(Task goal):
Collect each line of the entries that holds the string "Level".

(Record set):
────────────────────────────────────────

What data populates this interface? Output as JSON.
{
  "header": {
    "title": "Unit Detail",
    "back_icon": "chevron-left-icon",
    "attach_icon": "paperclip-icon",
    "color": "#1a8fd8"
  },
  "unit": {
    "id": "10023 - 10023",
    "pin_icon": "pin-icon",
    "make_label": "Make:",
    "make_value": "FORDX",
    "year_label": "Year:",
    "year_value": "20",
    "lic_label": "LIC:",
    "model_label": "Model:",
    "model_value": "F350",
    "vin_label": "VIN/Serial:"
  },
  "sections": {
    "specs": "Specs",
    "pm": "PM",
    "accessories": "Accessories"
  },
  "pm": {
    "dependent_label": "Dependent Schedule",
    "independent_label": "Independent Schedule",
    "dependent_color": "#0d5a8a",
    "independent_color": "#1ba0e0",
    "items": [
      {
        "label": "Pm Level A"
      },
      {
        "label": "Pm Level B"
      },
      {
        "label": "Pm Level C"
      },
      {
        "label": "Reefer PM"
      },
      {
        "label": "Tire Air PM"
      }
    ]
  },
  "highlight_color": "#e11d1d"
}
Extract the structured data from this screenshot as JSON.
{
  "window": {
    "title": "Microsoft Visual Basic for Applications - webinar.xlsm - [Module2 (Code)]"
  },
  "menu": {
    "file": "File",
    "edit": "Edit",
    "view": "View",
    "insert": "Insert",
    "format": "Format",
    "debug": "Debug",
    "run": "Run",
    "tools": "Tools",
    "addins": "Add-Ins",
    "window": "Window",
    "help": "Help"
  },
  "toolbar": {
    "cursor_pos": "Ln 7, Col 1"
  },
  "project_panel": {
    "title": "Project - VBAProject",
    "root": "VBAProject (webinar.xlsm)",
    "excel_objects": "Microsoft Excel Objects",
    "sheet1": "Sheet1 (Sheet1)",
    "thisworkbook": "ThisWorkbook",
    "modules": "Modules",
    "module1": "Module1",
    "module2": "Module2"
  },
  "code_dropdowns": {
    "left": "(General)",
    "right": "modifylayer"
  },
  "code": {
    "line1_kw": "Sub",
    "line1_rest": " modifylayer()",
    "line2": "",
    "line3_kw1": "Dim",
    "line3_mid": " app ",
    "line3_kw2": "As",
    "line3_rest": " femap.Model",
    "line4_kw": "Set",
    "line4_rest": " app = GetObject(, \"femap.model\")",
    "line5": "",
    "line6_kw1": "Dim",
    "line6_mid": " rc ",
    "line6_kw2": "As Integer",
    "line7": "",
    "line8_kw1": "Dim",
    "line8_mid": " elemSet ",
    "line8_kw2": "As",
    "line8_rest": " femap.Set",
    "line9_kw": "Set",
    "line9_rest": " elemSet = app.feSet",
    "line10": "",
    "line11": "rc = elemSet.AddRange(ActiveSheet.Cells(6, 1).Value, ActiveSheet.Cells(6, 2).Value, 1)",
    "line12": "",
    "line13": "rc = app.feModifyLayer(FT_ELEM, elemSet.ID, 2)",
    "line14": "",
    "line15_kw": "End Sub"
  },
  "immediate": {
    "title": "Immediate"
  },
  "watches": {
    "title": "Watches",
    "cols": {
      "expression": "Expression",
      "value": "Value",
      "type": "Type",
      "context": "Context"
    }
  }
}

────────────────────────────────────────

(Written response):
        "label": "Pm Level A"
        "label": "Pm Level B"
        "label": "Pm Level C"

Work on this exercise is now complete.